### [OBJECTIVE]
Reproduce every one of the items below verbatim, one line at a time, without changing anything.

──────── STORED ROWS ────────

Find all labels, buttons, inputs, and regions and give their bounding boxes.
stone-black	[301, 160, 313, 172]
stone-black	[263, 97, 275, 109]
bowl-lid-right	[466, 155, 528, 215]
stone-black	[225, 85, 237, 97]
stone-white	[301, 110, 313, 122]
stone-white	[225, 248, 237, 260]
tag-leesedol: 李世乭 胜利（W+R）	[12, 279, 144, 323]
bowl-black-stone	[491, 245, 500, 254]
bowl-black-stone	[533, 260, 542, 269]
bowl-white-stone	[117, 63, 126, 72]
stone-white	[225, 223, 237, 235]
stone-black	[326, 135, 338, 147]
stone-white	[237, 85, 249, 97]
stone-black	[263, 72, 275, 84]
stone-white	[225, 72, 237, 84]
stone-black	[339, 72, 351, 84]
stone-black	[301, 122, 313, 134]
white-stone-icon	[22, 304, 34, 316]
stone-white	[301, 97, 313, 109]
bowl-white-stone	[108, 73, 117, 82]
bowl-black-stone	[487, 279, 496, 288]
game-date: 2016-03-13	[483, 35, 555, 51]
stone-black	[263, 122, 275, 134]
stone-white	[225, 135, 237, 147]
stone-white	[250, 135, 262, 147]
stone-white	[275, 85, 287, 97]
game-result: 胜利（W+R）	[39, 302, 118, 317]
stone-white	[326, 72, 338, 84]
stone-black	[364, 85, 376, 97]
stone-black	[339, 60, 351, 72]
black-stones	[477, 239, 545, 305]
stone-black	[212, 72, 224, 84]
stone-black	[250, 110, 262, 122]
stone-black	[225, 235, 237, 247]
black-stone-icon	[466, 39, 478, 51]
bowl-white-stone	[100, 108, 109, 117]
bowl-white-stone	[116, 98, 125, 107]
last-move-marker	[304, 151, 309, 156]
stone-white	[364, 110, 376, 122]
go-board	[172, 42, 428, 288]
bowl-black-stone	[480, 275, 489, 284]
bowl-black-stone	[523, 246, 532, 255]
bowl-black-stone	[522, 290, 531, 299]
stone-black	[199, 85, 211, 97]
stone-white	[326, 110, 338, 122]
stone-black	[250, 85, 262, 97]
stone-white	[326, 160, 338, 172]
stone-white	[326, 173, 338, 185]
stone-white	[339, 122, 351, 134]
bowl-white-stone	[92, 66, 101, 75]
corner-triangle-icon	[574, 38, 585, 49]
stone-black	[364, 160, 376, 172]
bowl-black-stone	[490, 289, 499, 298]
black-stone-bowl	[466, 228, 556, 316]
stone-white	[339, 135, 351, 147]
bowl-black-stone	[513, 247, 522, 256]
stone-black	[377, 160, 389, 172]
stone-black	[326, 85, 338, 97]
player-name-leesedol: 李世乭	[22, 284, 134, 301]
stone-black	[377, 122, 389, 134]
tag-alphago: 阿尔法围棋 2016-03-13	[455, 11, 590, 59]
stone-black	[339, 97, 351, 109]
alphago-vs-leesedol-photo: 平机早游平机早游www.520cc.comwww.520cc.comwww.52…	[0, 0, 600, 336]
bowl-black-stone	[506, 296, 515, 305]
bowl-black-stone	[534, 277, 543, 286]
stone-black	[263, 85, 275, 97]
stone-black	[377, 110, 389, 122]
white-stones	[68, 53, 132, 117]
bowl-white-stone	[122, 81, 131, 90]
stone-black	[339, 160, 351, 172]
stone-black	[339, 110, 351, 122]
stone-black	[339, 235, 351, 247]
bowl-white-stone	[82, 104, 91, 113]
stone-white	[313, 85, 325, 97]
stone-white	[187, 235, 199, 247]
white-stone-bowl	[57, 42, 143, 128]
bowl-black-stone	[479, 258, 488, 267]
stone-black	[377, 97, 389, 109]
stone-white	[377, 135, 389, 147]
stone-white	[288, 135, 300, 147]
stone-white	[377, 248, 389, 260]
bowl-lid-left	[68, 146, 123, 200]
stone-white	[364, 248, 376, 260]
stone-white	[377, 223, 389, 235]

────────

### [FINAL RESULT]
Find all labels, buttons, inputs, and regions and give their bounding boxes.
stone-black	[301, 160, 313, 172]
stone-black	[263, 97, 275, 109]
bowl-lid-right	[466, 155, 528, 215]
stone-black	[225, 85, 237, 97]
stone-white	[301, 110, 313, 122]
stone-white	[225, 248, 237, 260]
tag-leesedol: 李世乭 胜利（W+R）	[12, 279, 144, 323]
bowl-black-stone	[491, 245, 500, 254]
bowl-black-stone	[533, 260, 542, 269]
bowl-white-stone	[117, 63, 126, 72]
stone-white	[225, 223, 237, 235]
stone-black	[326, 135, 338, 147]
stone-white	[237, 85, 249, 97]
stone-black	[263, 72, 275, 84]
stone-white	[225, 72, 237, 84]
stone-black	[339, 72, 351, 84]
stone-black	[301, 122, 313, 134]
white-stone-icon	[22, 304, 34, 316]
stone-white	[301, 97, 313, 109]
bowl-white-stone	[108, 73, 117, 82]
bowl-black-stone	[487, 279, 496, 288]
game-date: 2016-03-13	[483, 35, 555, 51]
stone-black	[263, 122, 275, 134]
stone-white	[225, 135, 237, 147]
stone-white	[250, 135, 262, 147]
stone-white	[275, 85, 287, 97]
game-result: 胜利（W+R）	[39, 302, 118, 317]
stone-white	[326, 72, 338, 84]
stone-black	[364, 85, 376, 97]
stone-black	[339, 60, 351, 72]
black-stones	[477, 239, 545, 305]
stone-black	[212, 72, 224, 84]
stone-black	[250, 110, 262, 122]
stone-black	[225, 235, 237, 247]
black-stone-icon	[466, 39, 478, 51]
bowl-white-stone	[100, 108, 109, 117]
bowl-white-stone	[116, 98, 125, 107]
last-move-marker	[304, 151, 309, 156]
stone-white	[364, 110, 376, 122]
go-board	[172, 42, 428, 288]
bowl-black-stone	[480, 275, 489, 284]
bowl-black-stone	[523, 246, 532, 255]
bowl-black-stone	[522, 290, 531, 299]
stone-black	[199, 85, 211, 97]
stone-white	[326, 110, 338, 122]
stone-black	[250, 85, 262, 97]
stone-white	[326, 160, 338, 172]
stone-white	[326, 173, 338, 185]
stone-white	[339, 122, 351, 134]
bowl-white-stone	[92, 66, 101, 75]
corner-triangle-icon	[574, 38, 585, 49]
stone-black	[364, 160, 376, 172]
bowl-black-stone	[490, 289, 499, 298]
black-stone-bowl	[466, 228, 556, 316]
stone-white	[339, 135, 351, 147]
bowl-black-stone	[513, 247, 522, 256]
stone-black	[377, 160, 389, 172]
stone-black	[326, 85, 338, 97]
player-name-leesedol: 李世乭	[22, 284, 134, 301]
stone-black	[377, 122, 389, 134]
tag-alphago: 阿尔法围棋 2016-03-13	[455, 11, 590, 59]
stone-black	[339, 97, 351, 109]
alphago-vs-leesedol-photo: 平机早游平机早游www.520cc.comwww.520cc.comwww.52…	[0, 0, 600, 336]
bowl-black-stone	[506, 296, 515, 305]
bowl-black-stone	[534, 277, 543, 286]
stone-black	[263, 85, 275, 97]
stone-black	[377, 110, 389, 122]
white-stones	[68, 53, 132, 117]
bowl-white-stone	[122, 81, 131, 90]
stone-black	[339, 160, 351, 172]
stone-black	[339, 110, 351, 122]
stone-black	[339, 235, 351, 247]
bowl-white-stone	[82, 104, 91, 113]
stone-white	[313, 85, 325, 97]
stone-white	[187, 235, 199, 247]
white-stone-bowl	[57, 42, 143, 128]
bowl-black-stone	[479, 258, 488, 267]
stone-black	[377, 97, 389, 109]
stone-white	[377, 135, 389, 147]
stone-white	[288, 135, 300, 147]
stone-white	[377, 248, 389, 260]
bowl-lid-left	[68, 146, 123, 200]
stone-white	[364, 248, 376, 260]
stone-white	[377, 223, 389, 235]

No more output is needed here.